▶ **Direction**
From the listing below, pull out all lines with "影响因素" in them.

▶ **Data entries**
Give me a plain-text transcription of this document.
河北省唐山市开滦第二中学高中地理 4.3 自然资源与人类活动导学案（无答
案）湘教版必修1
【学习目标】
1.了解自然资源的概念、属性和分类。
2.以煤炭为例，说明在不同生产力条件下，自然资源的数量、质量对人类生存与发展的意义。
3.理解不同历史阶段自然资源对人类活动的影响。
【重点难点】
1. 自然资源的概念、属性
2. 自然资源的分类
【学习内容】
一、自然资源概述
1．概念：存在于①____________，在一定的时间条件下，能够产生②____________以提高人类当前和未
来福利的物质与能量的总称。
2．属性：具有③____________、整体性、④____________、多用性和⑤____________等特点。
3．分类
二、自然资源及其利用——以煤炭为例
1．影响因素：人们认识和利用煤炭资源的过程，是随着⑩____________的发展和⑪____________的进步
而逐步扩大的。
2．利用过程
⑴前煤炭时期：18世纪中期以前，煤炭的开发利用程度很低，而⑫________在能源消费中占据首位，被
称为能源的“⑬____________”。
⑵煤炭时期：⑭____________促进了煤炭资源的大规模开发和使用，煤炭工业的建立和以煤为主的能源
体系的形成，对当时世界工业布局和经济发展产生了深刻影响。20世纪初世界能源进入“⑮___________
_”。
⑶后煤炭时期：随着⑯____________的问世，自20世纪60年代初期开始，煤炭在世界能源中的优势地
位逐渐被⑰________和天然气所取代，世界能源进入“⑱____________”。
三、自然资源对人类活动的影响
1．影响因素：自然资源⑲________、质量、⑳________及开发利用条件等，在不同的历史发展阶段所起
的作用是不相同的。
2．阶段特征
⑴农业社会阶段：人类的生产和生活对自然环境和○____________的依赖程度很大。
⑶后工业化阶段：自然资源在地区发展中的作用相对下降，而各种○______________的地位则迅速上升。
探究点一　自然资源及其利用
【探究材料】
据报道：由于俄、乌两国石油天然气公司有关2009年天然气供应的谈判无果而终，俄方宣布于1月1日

▶ **Result**
1．影响因素：人们认识和利用煤炭资源的过程，是随着⑩____________的发展和⑪____________的进步
1．影响因素：自然资源⑲________、质量、⑳________及开发利用条件等，在不同的历史发展阶段所起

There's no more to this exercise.